#### The problem
Omit the pictures and output every entry below exactly as written.
╭─ Excerpted records
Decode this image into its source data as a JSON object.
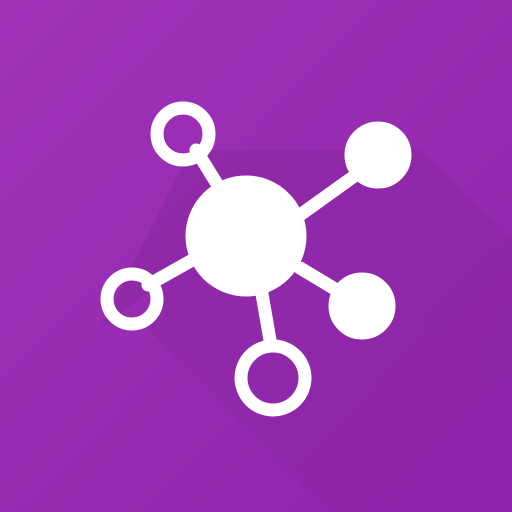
{
  "icon": {
    "name": "network-graph-icon",
    "colors": {
      "background_top": "#a033b8",
      "background_bottom": "#8e24aa",
      "foreground": "#ffffff",
      "shadow": "#6a1b7d"
    }
  }
}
╰─
#### The reply
Decode this image into its source data as a JSON object.
{
  "icon": {
    "name": "network-graph-icon",
    "colors": {
      "background_top": "#a033b8",
      "background_bottom": "#8e24aa",
      "foreground": "#ffffff",
      "shadow": "#6a1b7d"
    }
  }
}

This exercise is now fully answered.